### [Items from a figure collection]

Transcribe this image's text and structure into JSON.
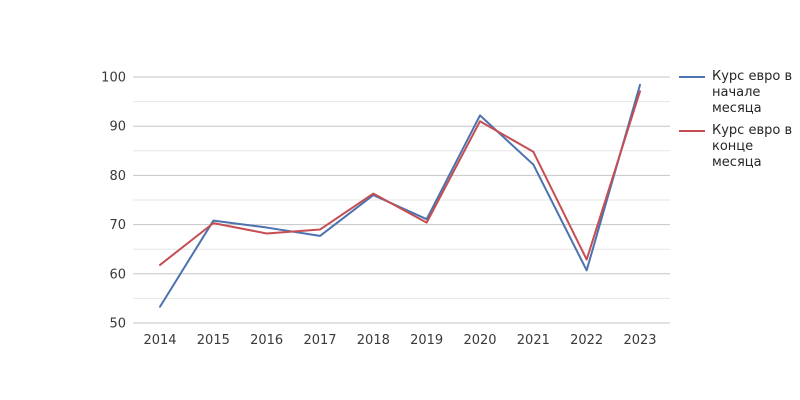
{
  "chart_data": {
    "type": "line",
    "x": [
      "2014",
      "2015",
      "2016",
      "2017",
      "2018",
      "2019",
      "2020",
      "2021",
      "2022",
      "2023"
    ],
    "series": [
      {
        "name": "Курс евро в начале месяца",
        "color": "#4c72b0",
        "values": [
          53.3,
          70.8,
          69.4,
          67.7,
          76.0,
          71.1,
          92.2,
          82.2,
          60.7,
          98.4
        ]
      },
      {
        "name": "Курс евро в конце месяца",
        "color": "#c44e52",
        "values": [
          61.8,
          70.3,
          68.2,
          69.0,
          76.3,
          70.4,
          91.0,
          84.8,
          62.9,
          97.1
        ]
      }
    ],
    "title": "",
    "xlabel": "",
    "ylabel": "",
    "ylim": [
      50,
      100
    ],
    "yticks": [
      50,
      60,
      70,
      80,
      90,
      100
    ],
    "ytick_step": 10,
    "minor_grid_step": 5,
    "grid": true,
    "legend_position": "right"
  },
  "colors": {
    "background": "#ffffff",
    "grid_major": "#c6c6c6",
    "grid_minor": "#e6e6e6",
    "tick_label": "#3a3a3a",
    "legend_text": "#262626",
    "series_blue": "#4c72b0",
    "series_red": "#c44e52"
  }
}
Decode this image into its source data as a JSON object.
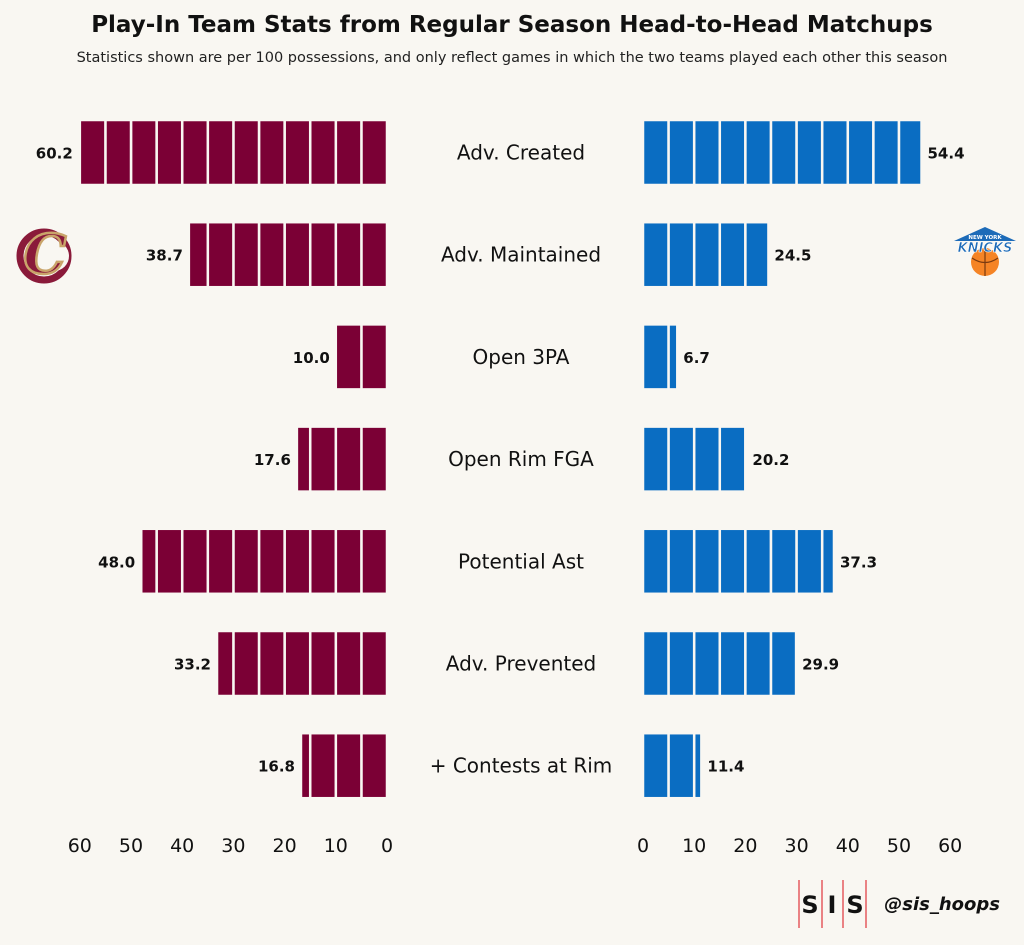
{
  "title": "Play-In Team Stats from Regular Season Head-to-Head Matchups",
  "subtitle": "Statistics shown are per 100 possessions, and only reflect games in which the two teams played each other this season",
  "credit": "@sis_hoops",
  "brand": {
    "letters": [
      "S",
      "I",
      "S"
    ],
    "line_color": "#e0343c"
  },
  "teams": {
    "left": {
      "logo_letter": "C",
      "color": "#7b0035",
      "logo_color": "#8a1a3a",
      "logo_accent": "#c9a46a"
    },
    "right": {
      "logo_text": "KNICKS",
      "logo_top_text": "NEW YORK",
      "color": "#0a6dc2",
      "logo_color": "#1d6bb8",
      "logo_accent": "#f58426"
    }
  },
  "chart_data": {
    "type": "bar",
    "orientation": "horizontal-diverging",
    "segment_size": 5,
    "categories": [
      "Adv. Created",
      "Adv. Maintained",
      "Open 3PA",
      "Open Rim FGA",
      "Potential Ast",
      "Adv. Prevented",
      "+ Contests at Rim"
    ],
    "series": [
      {
        "side": "left",
        "values": [
          60.2,
          38.7,
          10.0,
          17.6,
          48.0,
          33.2,
          16.8
        ],
        "labels": [
          "60.2",
          "38.7",
          "10.0",
          "17.6",
          "48.0",
          "33.2",
          "16.8"
        ],
        "color": "#7b0035"
      },
      {
        "side": "right",
        "values": [
          54.4,
          24.5,
          6.7,
          20.2,
          37.3,
          29.9,
          11.4
        ],
        "labels": [
          "54.4",
          "24.5",
          "6.7",
          "20.2",
          "37.3",
          "29.9",
          "11.4"
        ],
        "color": "#0a6dc2"
      }
    ],
    "xlim": [
      0,
      60
    ],
    "ticks": [
      0,
      10,
      20,
      30,
      40,
      50,
      60
    ],
    "tick_labels": [
      "0",
      "10",
      "20",
      "30",
      "40",
      "50",
      "60"
    ],
    "grid": false,
    "legend": "none"
  }
}
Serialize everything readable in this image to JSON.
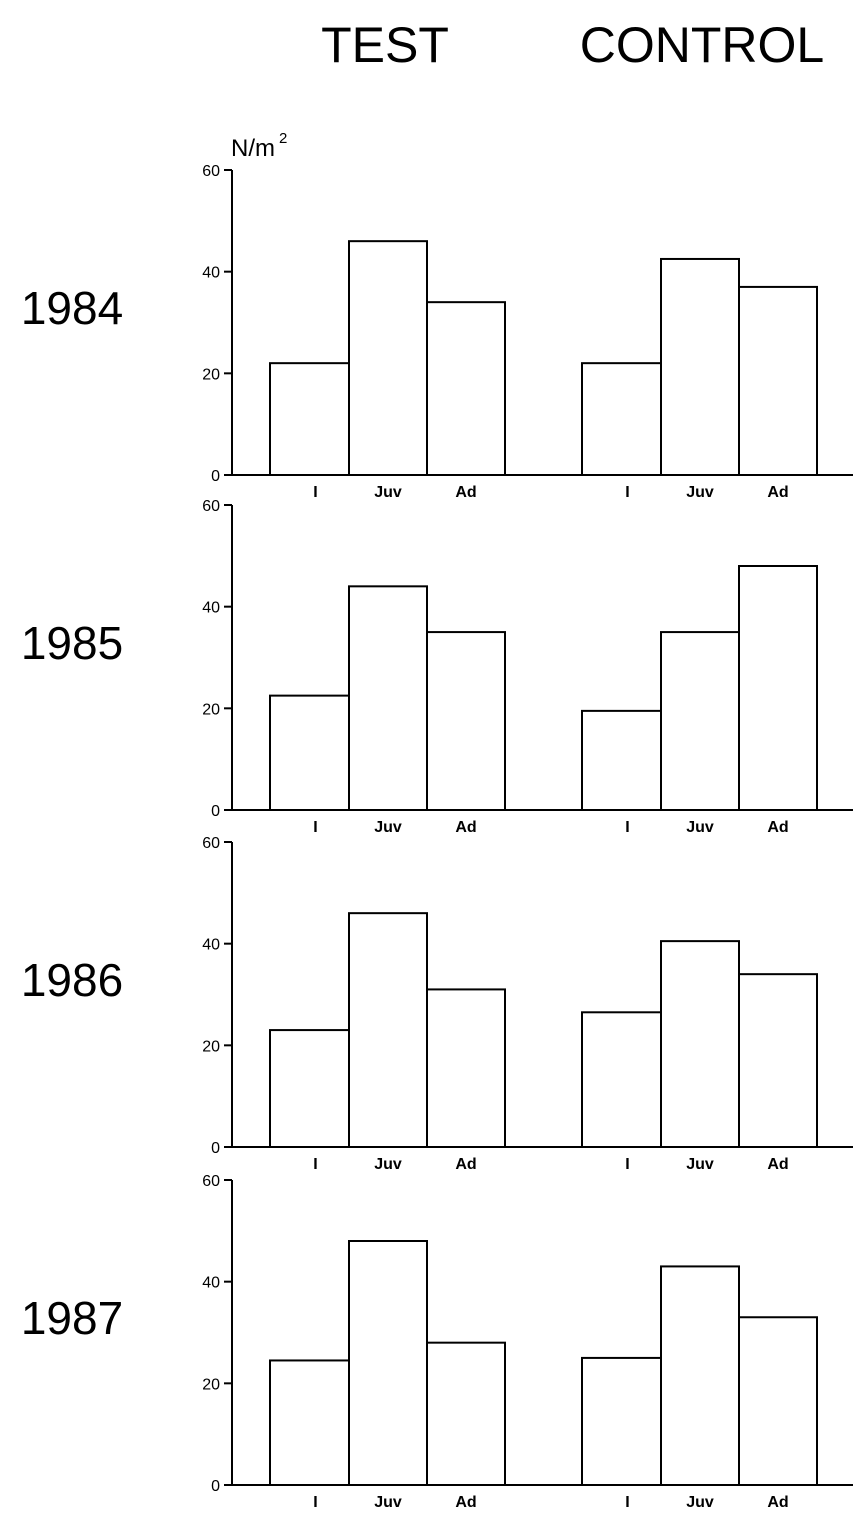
{
  "chart_data": {
    "type": "bar",
    "group_titles": [
      "TEST",
      "CONTROL"
    ],
    "unit_base": "N/m",
    "unit_exp": "2",
    "ylim": [
      0,
      60
    ],
    "yticks": [
      "0",
      "20",
      "40",
      "60"
    ],
    "categories": [
      "I",
      "Juv",
      "Ad"
    ],
    "grid": false,
    "panels": [
      {
        "year": "1984",
        "series": [
          {
            "group": "TEST",
            "values": [
              22,
              46,
              34
            ]
          },
          {
            "group": "CONTROL",
            "values": [
              22,
              42.5,
              37
            ]
          }
        ]
      },
      {
        "year": "1985",
        "series": [
          {
            "group": "TEST",
            "values": [
              22.5,
              44,
              35
            ]
          },
          {
            "group": "CONTROL",
            "values": [
              19.5,
              35,
              48
            ]
          }
        ]
      },
      {
        "year": "1986",
        "series": [
          {
            "group": "TEST",
            "values": [
              23,
              46,
              31
            ]
          },
          {
            "group": "CONTROL",
            "values": [
              26.5,
              40.5,
              34
            ]
          }
        ]
      },
      {
        "year": "1987",
        "series": [
          {
            "group": "TEST",
            "values": [
              24.5,
              48,
              28
            ]
          },
          {
            "group": "CONTROL",
            "values": [
              25,
              43,
              33
            ]
          }
        ]
      }
    ]
  }
}
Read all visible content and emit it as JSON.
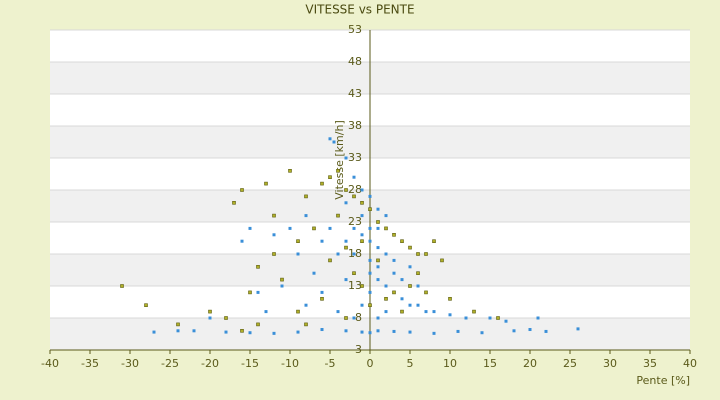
{
  "chart_data": {
    "type": "scatter",
    "title": "VITESSE vs PENTE",
    "x_label": "Pente [%]",
    "y_label": "Vitesse [km/h]",
    "xlim": [
      -40,
      40
    ],
    "xticks": [
      -40,
      -35,
      -30,
      -25,
      -20,
      -15,
      -10,
      -5,
      0,
      5,
      10,
      15,
      20,
      25,
      30,
      35,
      40
    ],
    "ylim": [
      3,
      53
    ],
    "yticks": [
      3,
      8,
      13,
      18,
      23,
      28,
      33,
      38,
      43,
      48,
      53
    ],
    "grid": true,
    "series": [
      {
        "color": "#3a8fd8",
        "x": [
          -5,
          -4.5,
          -3,
          -2,
          -1,
          0,
          1,
          2,
          -2,
          -1,
          0,
          1,
          2,
          3,
          0,
          1,
          2,
          3,
          4,
          5,
          6,
          7,
          8,
          10,
          12,
          15,
          17,
          21,
          -3,
          -4,
          -3,
          -4,
          -5,
          -6,
          -8,
          -10,
          -12,
          -15,
          -16,
          -9,
          -7,
          -11,
          -6,
          -3,
          -1,
          0,
          1,
          2,
          3,
          4,
          5,
          6,
          -2,
          -4,
          -8,
          -13,
          -20,
          -22,
          -18,
          -15,
          -12,
          -9,
          -6,
          -3,
          -1,
          0,
          1,
          3,
          5,
          8,
          11,
          14,
          18,
          20,
          22,
          26,
          -27,
          -24,
          -14,
          -1,
          0,
          1,
          -2,
          0,
          1
        ],
        "values": [
          36,
          35.5,
          33,
          30,
          28,
          27,
          25,
          24,
          22,
          21,
          20,
          19,
          18,
          17,
          15,
          14,
          13,
          12,
          11,
          10,
          10,
          9,
          9,
          8.5,
          8,
          8,
          7.5,
          8,
          26,
          24,
          20,
          18,
          22,
          20,
          24,
          22,
          21,
          22,
          20,
          18,
          15,
          13,
          12,
          14,
          10,
          12,
          8,
          9,
          15,
          14,
          16,
          13,
          8,
          9,
          10,
          9,
          8,
          6,
          5.8,
          5.7,
          5.6,
          5.8,
          6.2,
          6,
          5.8,
          5.7,
          6,
          5.9,
          5.8,
          5.6,
          5.9,
          5.7,
          6,
          6.2,
          5.9,
          6.3,
          5.8,
          6,
          12,
          24,
          22,
          22,
          18,
          17,
          16
        ]
      },
      {
        "color": "#b0b028",
        "x": [
          -31,
          -28,
          -24,
          -20,
          -17,
          -16,
          -13,
          -10,
          -8,
          -6,
          -5,
          -4,
          -3,
          -2,
          -1,
          0,
          1,
          2,
          3,
          4,
          5,
          6,
          7,
          8,
          9,
          6,
          5,
          7,
          10,
          -12,
          -14,
          -9,
          -7,
          -11,
          -5,
          -3,
          -2,
          -1,
          -6,
          -9,
          -14,
          -16,
          -8,
          -3,
          0,
          2,
          4,
          -12,
          -15,
          -18,
          13,
          16,
          -4,
          -1,
          1,
          3
        ],
        "values": [
          13,
          10,
          7,
          9,
          26,
          28,
          29,
          31,
          27,
          29,
          30,
          31,
          28,
          27,
          26,
          25,
          23,
          22,
          21,
          20,
          19,
          18,
          18,
          20,
          17,
          15,
          13,
          12,
          11,
          18,
          16,
          20,
          22,
          14,
          17,
          19,
          15,
          20,
          11,
          9,
          7,
          6,
          7,
          8,
          10,
          11,
          9,
          24,
          12,
          8,
          9,
          8,
          24,
          13,
          17,
          12
        ]
      }
    ]
  }
}
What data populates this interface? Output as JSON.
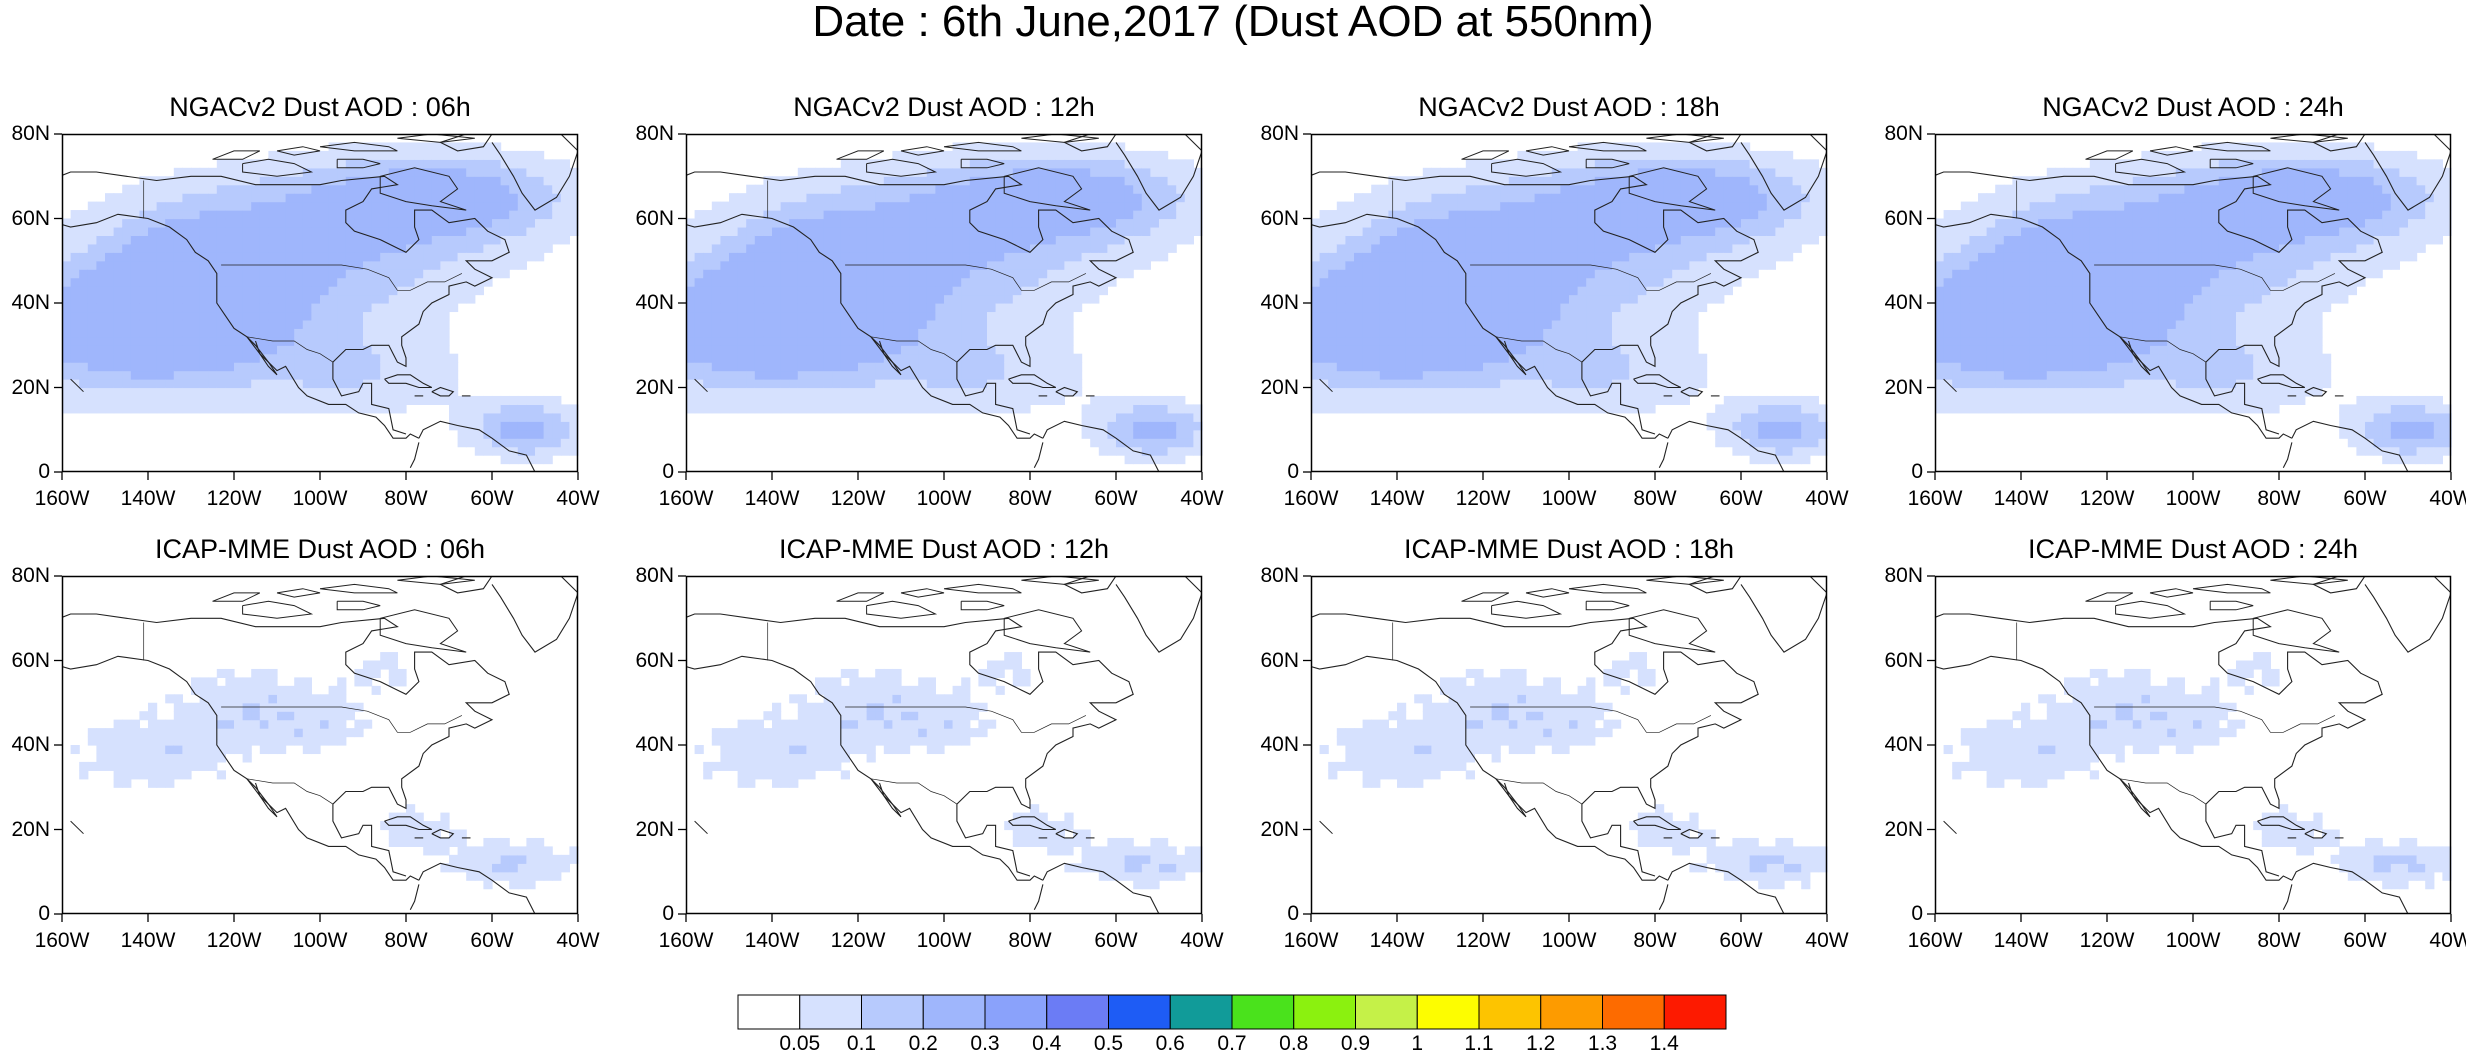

### [SHORT TASK]
Using the listing above, locate the lines that hold "this" and copy each one.

### [TASK OUTPUT]
Transcribe this image's text and structure into JSON.
Decode this image into its source data as a JSON object.
  "subtitle": "Statistics shown are per 100 possessions, and only reflect games in which the two teams played each other this season",
Serialize everything readable in this image to JSON.
What data populates this interface? Output as JSON.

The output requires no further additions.